Collection entries
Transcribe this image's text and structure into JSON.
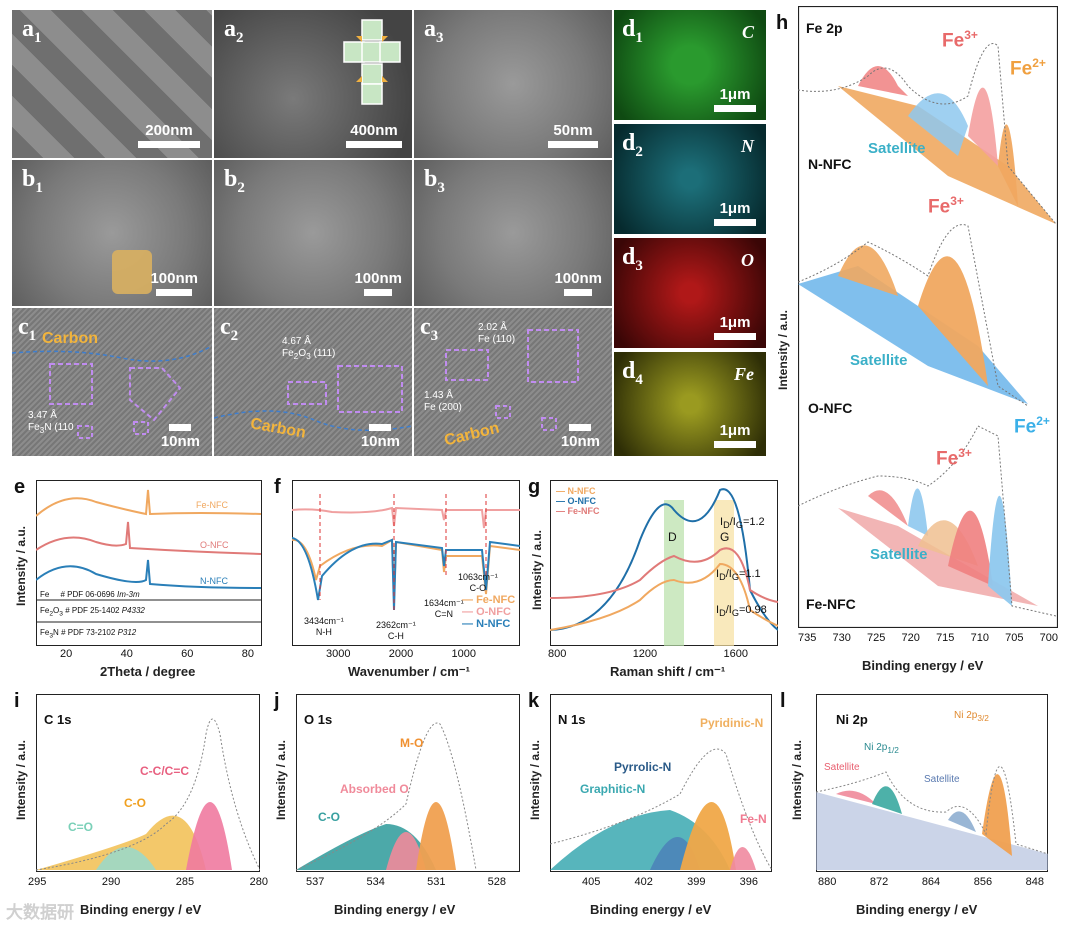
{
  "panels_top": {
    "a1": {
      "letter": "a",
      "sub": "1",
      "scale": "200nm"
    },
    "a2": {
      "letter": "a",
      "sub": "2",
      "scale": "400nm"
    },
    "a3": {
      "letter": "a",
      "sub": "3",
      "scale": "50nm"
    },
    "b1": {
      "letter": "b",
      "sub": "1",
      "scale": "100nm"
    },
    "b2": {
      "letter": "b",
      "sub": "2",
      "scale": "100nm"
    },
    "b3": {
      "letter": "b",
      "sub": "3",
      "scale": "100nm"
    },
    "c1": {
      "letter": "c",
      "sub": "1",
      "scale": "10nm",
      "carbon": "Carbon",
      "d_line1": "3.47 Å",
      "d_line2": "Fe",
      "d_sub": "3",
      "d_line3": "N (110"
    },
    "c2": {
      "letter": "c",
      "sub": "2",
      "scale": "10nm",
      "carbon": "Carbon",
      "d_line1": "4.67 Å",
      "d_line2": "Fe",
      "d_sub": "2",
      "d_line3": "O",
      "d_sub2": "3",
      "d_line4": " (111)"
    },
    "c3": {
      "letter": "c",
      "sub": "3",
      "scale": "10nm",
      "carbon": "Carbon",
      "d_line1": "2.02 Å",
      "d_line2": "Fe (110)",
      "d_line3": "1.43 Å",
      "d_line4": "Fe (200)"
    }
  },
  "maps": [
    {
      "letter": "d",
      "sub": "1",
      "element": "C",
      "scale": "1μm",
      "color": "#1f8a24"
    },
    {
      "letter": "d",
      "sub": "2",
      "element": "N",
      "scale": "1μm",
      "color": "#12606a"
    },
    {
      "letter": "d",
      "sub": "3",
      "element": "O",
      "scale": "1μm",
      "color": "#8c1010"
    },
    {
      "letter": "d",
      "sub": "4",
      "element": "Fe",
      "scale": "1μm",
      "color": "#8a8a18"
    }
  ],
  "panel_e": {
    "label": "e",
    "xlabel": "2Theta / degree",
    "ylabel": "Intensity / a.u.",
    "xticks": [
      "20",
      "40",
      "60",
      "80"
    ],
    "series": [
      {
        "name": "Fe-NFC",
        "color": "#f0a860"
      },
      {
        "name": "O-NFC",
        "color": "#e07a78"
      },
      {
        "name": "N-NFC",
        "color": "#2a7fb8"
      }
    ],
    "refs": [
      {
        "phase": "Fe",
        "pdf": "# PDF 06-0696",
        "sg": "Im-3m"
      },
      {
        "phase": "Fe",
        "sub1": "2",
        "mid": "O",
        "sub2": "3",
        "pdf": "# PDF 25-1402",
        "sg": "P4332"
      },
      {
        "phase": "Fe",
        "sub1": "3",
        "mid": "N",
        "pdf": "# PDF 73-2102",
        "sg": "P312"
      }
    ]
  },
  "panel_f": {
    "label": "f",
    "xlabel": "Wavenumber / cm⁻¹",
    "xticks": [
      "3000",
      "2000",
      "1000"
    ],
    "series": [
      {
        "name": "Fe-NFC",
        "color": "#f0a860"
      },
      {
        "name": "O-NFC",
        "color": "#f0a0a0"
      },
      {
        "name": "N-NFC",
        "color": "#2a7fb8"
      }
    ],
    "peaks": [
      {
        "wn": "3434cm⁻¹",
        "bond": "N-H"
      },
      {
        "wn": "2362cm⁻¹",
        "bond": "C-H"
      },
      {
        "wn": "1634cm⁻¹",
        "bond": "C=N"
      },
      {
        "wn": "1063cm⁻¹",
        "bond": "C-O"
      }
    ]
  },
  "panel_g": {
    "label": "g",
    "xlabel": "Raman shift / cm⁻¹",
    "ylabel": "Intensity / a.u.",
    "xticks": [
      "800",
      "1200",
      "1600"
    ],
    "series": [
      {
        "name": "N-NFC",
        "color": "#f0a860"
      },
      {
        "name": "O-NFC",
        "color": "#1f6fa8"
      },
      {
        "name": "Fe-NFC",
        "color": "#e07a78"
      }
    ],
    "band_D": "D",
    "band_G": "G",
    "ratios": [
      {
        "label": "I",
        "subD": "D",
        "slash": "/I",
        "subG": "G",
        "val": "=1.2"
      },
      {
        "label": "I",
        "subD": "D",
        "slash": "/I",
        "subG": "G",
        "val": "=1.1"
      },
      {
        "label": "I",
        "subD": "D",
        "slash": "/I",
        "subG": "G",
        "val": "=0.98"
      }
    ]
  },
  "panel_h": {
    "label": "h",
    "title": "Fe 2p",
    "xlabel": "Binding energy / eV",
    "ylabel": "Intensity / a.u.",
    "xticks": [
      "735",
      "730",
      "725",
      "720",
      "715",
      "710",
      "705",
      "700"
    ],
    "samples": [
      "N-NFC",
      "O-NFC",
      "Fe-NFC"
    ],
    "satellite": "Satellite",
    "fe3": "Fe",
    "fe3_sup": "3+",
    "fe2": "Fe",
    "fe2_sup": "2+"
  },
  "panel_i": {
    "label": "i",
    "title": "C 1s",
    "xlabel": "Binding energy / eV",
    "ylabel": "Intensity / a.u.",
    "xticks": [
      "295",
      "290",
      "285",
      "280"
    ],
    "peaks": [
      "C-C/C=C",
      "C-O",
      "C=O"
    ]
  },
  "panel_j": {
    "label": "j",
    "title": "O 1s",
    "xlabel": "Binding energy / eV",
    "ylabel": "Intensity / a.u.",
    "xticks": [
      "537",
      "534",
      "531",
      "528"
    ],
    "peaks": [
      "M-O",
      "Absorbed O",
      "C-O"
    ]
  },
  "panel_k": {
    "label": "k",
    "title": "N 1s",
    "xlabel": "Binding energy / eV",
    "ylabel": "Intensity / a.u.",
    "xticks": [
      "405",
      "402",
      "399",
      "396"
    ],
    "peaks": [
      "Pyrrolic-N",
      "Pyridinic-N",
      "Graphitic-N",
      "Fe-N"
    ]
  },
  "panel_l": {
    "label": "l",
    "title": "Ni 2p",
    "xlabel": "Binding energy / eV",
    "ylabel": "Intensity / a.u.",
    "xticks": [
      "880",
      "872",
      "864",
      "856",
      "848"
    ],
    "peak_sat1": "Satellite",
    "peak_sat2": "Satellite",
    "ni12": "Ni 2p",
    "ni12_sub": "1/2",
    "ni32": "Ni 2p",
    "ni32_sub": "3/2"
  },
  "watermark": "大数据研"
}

---

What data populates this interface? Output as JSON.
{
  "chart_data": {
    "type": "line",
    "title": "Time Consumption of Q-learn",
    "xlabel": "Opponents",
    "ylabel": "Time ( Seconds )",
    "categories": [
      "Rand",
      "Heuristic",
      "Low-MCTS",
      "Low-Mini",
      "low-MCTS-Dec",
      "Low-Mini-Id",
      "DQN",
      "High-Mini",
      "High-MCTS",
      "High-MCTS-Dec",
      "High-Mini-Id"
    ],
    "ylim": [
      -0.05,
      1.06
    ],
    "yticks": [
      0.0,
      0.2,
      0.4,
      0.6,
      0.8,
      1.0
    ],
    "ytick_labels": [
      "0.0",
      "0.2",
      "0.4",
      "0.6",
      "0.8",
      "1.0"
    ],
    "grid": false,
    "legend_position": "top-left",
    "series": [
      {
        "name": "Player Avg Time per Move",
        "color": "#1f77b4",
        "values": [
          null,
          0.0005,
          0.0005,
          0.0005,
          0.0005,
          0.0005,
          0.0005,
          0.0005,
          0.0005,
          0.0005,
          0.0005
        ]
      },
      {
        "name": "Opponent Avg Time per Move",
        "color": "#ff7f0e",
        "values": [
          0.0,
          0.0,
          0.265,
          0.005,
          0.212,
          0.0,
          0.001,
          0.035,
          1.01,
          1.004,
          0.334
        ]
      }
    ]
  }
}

==

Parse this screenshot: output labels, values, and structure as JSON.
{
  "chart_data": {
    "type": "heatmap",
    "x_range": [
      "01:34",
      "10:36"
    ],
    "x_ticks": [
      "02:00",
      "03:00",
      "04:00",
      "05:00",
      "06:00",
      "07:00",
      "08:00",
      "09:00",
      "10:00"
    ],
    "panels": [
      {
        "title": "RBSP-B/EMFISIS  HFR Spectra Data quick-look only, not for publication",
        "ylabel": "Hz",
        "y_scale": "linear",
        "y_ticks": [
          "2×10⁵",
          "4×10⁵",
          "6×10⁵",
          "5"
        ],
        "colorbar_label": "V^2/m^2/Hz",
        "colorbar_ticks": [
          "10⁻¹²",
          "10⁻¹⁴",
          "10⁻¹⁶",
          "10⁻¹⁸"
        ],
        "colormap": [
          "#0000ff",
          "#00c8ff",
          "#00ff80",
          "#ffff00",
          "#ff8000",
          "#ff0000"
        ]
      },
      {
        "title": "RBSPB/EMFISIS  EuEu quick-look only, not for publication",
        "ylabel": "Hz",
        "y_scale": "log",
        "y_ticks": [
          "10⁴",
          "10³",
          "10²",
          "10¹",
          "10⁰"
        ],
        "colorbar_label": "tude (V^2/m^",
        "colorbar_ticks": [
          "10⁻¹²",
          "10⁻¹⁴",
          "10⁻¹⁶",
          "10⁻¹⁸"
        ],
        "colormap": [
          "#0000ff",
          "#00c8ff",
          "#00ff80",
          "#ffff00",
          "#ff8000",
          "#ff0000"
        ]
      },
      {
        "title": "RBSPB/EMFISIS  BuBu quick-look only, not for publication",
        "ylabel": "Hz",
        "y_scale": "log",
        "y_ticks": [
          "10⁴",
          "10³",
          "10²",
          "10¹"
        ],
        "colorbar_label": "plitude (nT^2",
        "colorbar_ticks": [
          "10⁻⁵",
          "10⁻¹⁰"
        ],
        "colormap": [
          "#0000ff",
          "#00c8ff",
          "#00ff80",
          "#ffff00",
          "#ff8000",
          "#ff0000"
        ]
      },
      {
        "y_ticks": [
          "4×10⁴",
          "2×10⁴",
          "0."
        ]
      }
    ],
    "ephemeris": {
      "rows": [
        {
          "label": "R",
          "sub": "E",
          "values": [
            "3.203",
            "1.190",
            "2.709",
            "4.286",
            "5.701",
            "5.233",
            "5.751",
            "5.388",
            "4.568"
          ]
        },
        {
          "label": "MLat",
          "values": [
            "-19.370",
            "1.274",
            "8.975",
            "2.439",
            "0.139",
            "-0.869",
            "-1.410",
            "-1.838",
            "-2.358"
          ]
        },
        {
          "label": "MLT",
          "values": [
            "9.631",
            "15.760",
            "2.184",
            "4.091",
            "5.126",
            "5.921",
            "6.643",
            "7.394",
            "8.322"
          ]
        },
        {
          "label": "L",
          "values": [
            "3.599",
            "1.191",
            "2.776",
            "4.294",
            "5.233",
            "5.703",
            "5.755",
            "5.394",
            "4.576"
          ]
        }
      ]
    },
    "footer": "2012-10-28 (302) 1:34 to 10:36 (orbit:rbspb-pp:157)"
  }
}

→ Problem requirements
Pick out each line that holds the string "Time".

→ Result for this task
    "title": "Time Consumption of Q-learn",
    "ylabel": "Time ( Seconds )",
        "name": "Player Avg Time per Move",
        "name": "Opponent Avg Time per Move",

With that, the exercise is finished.